The required output consists solely of the lines from the line containing "Decode this image" through the end of the records, copied exactly.
--- start RECORDS ---
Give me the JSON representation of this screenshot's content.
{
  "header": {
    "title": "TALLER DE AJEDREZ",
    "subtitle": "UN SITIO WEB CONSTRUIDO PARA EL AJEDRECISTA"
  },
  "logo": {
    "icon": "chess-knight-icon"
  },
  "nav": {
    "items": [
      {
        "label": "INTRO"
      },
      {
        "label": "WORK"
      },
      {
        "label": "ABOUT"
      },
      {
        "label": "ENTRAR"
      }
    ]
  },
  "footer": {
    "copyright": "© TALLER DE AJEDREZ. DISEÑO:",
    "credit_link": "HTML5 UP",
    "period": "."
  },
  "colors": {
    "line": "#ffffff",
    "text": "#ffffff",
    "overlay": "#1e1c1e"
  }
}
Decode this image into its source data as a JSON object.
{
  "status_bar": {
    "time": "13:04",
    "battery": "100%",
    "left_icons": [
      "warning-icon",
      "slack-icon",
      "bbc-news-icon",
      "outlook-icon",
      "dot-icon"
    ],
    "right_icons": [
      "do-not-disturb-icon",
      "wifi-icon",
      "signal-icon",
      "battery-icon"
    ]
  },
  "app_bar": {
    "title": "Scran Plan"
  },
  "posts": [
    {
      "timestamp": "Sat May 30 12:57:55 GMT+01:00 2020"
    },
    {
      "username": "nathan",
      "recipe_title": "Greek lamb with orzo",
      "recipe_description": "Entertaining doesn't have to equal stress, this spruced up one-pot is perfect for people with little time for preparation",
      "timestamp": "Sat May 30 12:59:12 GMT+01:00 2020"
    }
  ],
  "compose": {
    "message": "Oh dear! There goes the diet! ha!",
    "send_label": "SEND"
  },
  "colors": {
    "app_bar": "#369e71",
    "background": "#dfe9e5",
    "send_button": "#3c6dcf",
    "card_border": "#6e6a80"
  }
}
--- end RECORDS ---
*SOLUTION TO THIS TASK*.
Decode this image into its source data as a JSON object.
{
  "status_bar": {
    "time": "13:04",
    "battery": "100%",
    "left_icons": [
      "warning-icon",
      "slack-icon",
      "bbc-news-icon",
      "outlook-icon",
      "dot-icon"
    ],
    "right_icons": [
      "do-not-disturb-icon",
      "wifi-icon",
      "signal-icon",
      "battery-icon"
    ]
  },
  "app_bar": {
    "title": "Scran Plan"
  },
  "posts": [
    {
      "timestamp": "Sat May 30 12:57:55 GMT+01:00 2020"
    },
    {
      "username": "nathan",
      "recipe_title": "Greek lamb with orzo",
      "recipe_description": "Entertaining doesn't have to equal stress, this spruced up one-pot is perfect for people with little time for preparation",
      "timestamp": "Sat May 30 12:59:12 GMT+01:00 2020"
    }
  ],
  "compose": {
    "message": "Oh dear! There goes the diet! ha!",
    "send_label": "SEND"
  },
  "colors": {
    "app_bar": "#369e71",
    "background": "#dfe9e5",
    "send_button": "#3c6dcf",
    "card_border": "#6e6a80"
  }
}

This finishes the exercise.